▶ Challenge
Give all of the lines again, with nothing added or dropped.

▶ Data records
==========
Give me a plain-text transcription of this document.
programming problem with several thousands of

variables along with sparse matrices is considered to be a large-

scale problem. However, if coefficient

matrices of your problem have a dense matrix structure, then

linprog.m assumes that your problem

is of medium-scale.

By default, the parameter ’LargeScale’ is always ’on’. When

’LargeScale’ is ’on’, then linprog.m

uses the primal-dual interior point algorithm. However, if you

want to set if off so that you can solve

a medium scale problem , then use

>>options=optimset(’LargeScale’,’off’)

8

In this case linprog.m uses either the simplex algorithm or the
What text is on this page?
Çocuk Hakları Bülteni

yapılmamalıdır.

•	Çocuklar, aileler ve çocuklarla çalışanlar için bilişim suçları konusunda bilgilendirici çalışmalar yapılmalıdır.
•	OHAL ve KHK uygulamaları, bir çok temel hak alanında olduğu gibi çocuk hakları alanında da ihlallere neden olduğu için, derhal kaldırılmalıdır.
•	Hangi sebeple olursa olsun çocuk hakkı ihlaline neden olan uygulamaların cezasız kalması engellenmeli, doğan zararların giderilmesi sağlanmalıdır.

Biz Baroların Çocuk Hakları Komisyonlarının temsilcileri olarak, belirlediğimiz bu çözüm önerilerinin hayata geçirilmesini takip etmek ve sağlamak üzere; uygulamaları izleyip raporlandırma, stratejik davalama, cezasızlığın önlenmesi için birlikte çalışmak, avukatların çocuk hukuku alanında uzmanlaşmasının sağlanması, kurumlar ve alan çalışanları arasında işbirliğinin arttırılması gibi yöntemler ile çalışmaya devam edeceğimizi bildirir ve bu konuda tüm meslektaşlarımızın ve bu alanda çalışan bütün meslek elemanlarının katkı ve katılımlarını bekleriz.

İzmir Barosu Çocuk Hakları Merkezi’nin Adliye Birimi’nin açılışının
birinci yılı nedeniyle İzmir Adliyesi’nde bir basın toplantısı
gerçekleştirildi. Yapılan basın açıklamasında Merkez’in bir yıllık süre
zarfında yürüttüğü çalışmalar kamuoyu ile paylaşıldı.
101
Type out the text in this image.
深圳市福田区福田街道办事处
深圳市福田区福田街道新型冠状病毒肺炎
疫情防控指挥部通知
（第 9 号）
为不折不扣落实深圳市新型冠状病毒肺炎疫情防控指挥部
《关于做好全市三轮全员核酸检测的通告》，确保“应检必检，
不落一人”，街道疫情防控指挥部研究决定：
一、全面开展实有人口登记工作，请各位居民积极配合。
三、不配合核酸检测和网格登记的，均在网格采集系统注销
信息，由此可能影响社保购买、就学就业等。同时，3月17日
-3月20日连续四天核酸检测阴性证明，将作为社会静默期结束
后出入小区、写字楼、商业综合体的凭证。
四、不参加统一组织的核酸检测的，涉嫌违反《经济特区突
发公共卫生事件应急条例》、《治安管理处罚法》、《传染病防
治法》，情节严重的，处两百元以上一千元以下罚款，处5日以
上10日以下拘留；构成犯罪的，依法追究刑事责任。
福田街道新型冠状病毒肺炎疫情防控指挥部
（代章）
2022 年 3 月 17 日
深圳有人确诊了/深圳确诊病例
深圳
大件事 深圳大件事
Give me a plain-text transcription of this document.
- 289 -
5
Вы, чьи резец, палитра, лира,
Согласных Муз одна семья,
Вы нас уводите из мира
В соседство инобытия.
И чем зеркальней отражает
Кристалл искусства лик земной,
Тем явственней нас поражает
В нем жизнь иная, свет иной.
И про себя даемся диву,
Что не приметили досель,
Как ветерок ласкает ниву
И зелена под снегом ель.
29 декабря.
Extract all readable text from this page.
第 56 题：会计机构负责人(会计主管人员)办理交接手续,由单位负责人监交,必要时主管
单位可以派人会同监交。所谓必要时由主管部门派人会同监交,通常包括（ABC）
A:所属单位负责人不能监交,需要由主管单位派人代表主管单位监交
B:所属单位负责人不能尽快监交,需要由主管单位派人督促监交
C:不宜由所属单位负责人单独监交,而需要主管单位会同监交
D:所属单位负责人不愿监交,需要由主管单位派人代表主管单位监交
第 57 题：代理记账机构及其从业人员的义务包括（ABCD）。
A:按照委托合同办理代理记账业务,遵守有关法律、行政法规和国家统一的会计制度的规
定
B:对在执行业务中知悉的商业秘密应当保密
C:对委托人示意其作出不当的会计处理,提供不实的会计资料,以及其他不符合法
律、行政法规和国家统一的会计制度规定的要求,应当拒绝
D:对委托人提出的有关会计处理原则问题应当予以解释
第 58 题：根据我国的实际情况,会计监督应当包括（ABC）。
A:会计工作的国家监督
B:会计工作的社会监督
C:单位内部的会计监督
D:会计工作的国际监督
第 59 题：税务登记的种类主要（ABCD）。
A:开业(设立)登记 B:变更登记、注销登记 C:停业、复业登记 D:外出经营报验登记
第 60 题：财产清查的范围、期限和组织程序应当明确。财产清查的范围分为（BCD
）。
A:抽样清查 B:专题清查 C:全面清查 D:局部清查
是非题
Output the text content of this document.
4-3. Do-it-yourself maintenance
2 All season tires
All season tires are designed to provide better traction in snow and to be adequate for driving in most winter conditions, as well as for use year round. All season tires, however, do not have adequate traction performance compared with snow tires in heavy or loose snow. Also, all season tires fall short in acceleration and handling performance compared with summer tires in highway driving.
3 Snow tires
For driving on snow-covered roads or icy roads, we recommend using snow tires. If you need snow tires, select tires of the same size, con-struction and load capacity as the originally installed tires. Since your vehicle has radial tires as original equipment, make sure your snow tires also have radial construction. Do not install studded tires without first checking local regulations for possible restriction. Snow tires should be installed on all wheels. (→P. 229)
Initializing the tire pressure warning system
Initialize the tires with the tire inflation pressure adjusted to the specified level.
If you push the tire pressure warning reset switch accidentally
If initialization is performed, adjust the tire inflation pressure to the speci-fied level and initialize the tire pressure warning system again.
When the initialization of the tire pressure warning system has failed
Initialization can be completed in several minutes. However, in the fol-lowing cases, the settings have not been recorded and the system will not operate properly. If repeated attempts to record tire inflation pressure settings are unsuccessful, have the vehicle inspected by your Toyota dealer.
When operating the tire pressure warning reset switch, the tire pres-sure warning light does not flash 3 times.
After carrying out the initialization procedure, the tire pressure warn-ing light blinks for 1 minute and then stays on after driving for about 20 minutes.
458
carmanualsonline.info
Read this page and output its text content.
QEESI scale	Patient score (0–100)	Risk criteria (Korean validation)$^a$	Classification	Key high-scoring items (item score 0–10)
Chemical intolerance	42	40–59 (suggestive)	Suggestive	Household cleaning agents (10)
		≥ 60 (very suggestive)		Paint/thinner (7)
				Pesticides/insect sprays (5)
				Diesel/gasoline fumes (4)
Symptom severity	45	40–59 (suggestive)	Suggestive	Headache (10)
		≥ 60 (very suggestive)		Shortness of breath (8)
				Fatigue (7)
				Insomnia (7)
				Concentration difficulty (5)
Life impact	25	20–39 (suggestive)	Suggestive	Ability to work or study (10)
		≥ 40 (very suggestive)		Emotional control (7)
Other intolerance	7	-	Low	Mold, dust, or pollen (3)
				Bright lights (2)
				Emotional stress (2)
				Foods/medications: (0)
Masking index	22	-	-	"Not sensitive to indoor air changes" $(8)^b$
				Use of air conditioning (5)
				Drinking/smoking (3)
==========
▶ The result
Give me a plain-text transcription of this document.
programming problem with several thousands of

variables along with sparse matrices is considered to be a large-

scale problem. However, if coefficient

matrices of your problem have a dense matrix structure, then

linprog.m assumes that your problem

is of medium-scale.

By default, the parameter ’LargeScale’ is always ’on’. When

’LargeScale’ is ’on’, then linprog.m

uses the primal-dual interior point algorithm. However, if you

want to set if off so that you can solve

a medium scale problem , then use

>>options=optimset(’LargeScale’,’off’)

8

In this case linprog.m uses either the simplex algorithm or the
What text is on this page?
Çocuk Hakları Bülteni

yapılmamalıdır.

•	Çocuklar, aileler ve çocuklarla çalışanlar için bilişim suçları konusunda bilgilendirici çalışmalar yapılmalıdır.
•	OHAL ve KHK uygulamaları, bir çok temel hak alanında olduğu gibi çocuk hakları alanında da ihlallere neden olduğu için, derhal kaldırılmalıdır.
•	Hangi sebeple olursa olsun çocuk hakkı ihlaline neden olan uygulamaların cezasız kalması engellenmeli, doğan zararların giderilmesi sağlanmalıdır.

Biz Baroların Çocuk Hakları Komisyonlarının temsilcileri olarak, belirlediğimiz bu çözüm önerilerinin hayata geçirilmesini takip etmek ve sağlamak üzere; uygulamaları izleyip raporlandırma, stratejik davalama, cezasızlığın önlenmesi için birlikte çalışmak, avukatların çocuk hukuku alanında uzmanlaşmasının sağlanması, kurumlar ve alan çalışanları arasında işbirliğinin arttırılması gibi yöntemler ile çalışmaya devam edeceğimizi bildirir ve bu konuda tüm meslektaşlarımızın ve bu alanda çalışan bütün meslek elemanlarının katkı ve katılımlarını bekleriz.

İzmir Barosu Çocuk Hakları Merkezi’nin Adliye Birimi’nin açılışının
birinci yılı nedeniyle İzmir Adliyesi’nde bir basın toplantısı
gerçekleştirildi. Yapılan basın açıklamasında Merkez’in bir yıllık süre
zarfında yürüttüğü çalışmalar kamuoyu ile paylaşıldı.
101
Type out the text in this image.
深圳市福田区福田街道办事处
深圳市福田区福田街道新型冠状病毒肺炎
疫情防控指挥部通知
（第 9 号）
为不折不扣落实深圳市新型冠状病毒肺炎疫情防控指挥部
《关于做好全市三轮全员核酸检测的通告》，确保“应检必检，
不落一人”，街道疫情防控指挥部研究决定：
一、全面开展实有人口登记工作，请各位居民积极配合。
三、不配合核酸检测和网格登记的，均在网格采集系统注销
信息，由此可能影响社保购买、就学就业等。同时，3月17日
-3月20日连续四天核酸检测阴性证明，将作为社会静默期结束
后出入小区、写字楼、商业综合体的凭证。
四、不参加统一组织的核酸检测的，涉嫌违反《经济特区突
发公共卫生事件应急条例》、《治安管理处罚法》、《传染病防
治法》，情节严重的，处两百元以上一千元以下罚款，处5日以
上10日以下拘留；构成犯罪的，依法追究刑事责任。
福田街道新型冠状病毒肺炎疫情防控指挥部
（代章）
2022 年 3 月 17 日
深圳有人确诊了/深圳确诊病例
深圳
大件事 深圳大件事
Give me a plain-text transcription of this document.
- 289 -
5
Вы, чьи резец, палитра, лира,
Согласных Муз одна семья,
Вы нас уводите из мира
В соседство инобытия.
И чем зеркальней отражает
Кристалл искусства лик земной,
Тем явственней нас поражает
В нем жизнь иная, свет иной.
И про себя даемся диву,
Что не приметили досель,
Как ветерок ласкает ниву
И зелена под снегом ель.
29 декабря.
Extract all readable text from this page.
第 56 题：会计机构负责人(会计主管人员)办理交接手续,由单位负责人监交,必要时主管
单位可以派人会同监交。所谓必要时由主管部门派人会同监交,通常包括（ABC）
A:所属单位负责人不能监交,需要由主管单位派人代表主管单位监交
B:所属单位负责人不能尽快监交,需要由主管单位派人督促监交
C:不宜由所属单位负责人单独监交,而需要主管单位会同监交
D:所属单位负责人不愿监交,需要由主管单位派人代表主管单位监交
第 57 题：代理记账机构及其从业人员的义务包括（ABCD）。
A:按照委托合同办理代理记账业务,遵守有关法律、行政法规和国家统一的会计制度的规
定
B:对在执行业务中知悉的商业秘密应当保密
C:对委托人示意其作出不当的会计处理,提供不实的会计资料,以及其他不符合法
律、行政法规和国家统一的会计制度规定的要求,应当拒绝
D:对委托人提出的有关会计处理原则问题应当予以解释
第 58 题：根据我国的实际情况,会计监督应当包括（ABC）。
A:会计工作的国家监督
B:会计工作的社会监督
C:单位内部的会计监督
D:会计工作的国际监督
第 59 题：税务登记的种类主要（ABCD）。
A:开业(设立)登记 B:变更登记、注销登记 C:停业、复业登记 D:外出经营报验登记
第 60 题：财产清查的范围、期限和组织程序应当明确。财产清查的范围分为（BCD
）。
A:抽样清查 B:专题清查 C:全面清查 D:局部清查
是非题
Output the text content of this document.
4-3. Do-it-yourself maintenance
2 All season tires
All season tires are designed to provide better traction in snow and to be adequate for driving in most winter conditions, as well as for use year round. All season tires, however, do not have adequate traction performance compared with snow tires in heavy or loose snow. Also, all season tires fall short in acceleration and handling performance compared with summer tires in highway driving.
3 Snow tires
For driving on snow-covered roads or icy roads, we recommend using snow tires. If you need snow tires, select tires of the same size, con-struction and load capacity as the originally installed tires. Since your vehicle has radial tires as original equipment, make sure your snow tires also have radial construction. Do not install studded tires without first checking local regulations for possible restriction. Snow tires should be installed on all wheels. (→P. 229)
Initializing the tire pressure warning system
Initialize the tires with the tire inflation pressure adjusted to the specified level.
If you push the tire pressure warning reset switch accidentally
If initialization is performed, adjust the tire inflation pressure to the speci-fied level and initialize the tire pressure warning system again.
When the initialization of the tire pressure warning system has failed
Initialization can be completed in several minutes. However, in the fol-lowing cases, the settings have not been recorded and the system will not operate properly. If repeated attempts to record tire inflation pressure settings are unsuccessful, have the vehicle inspected by your Toyota dealer.
When operating the tire pressure warning reset switch, the tire pres-sure warning light does not flash 3 times.
After carrying out the initialization procedure, the tire pressure warn-ing light blinks for 1 minute and then stays on after driving for about 20 minutes.
458
carmanualsonline.info
Read this page and output its text content.
QEESI scale	Patient score (0–100)	Risk criteria (Korean validation)$^a$	Classification	Key high-scoring items (item score 0–10)
Chemical intolerance	42	40–59 (suggestive)	Suggestive	Household cleaning agents (10)
		≥ 60 (very suggestive)		Paint/thinner (7)
				Pesticides/insect sprays (5)
				Diesel/gasoline fumes (4)
Symptom severity	45	40–59 (suggestive)	Suggestive	Headache (10)
		≥ 60 (very suggestive)		Shortness of breath (8)
				Fatigue (7)
				Insomnia (7)
				Concentration difficulty (5)
Life impact	25	20–39 (suggestive)	Suggestive	Ability to work or study (10)
		≥ 40 (very suggestive)		Emotional control (7)
Other intolerance	7	-	Low	Mold, dust, or pollen (3)
				Bright lights (2)
				Emotional stress (2)
				Foods/medications: (0)
Masking index	22	-	-	"Not sensitive to indoor air changes" $(8)^b$
				Use of air conditioning (5)
				Drinking/smoking (3)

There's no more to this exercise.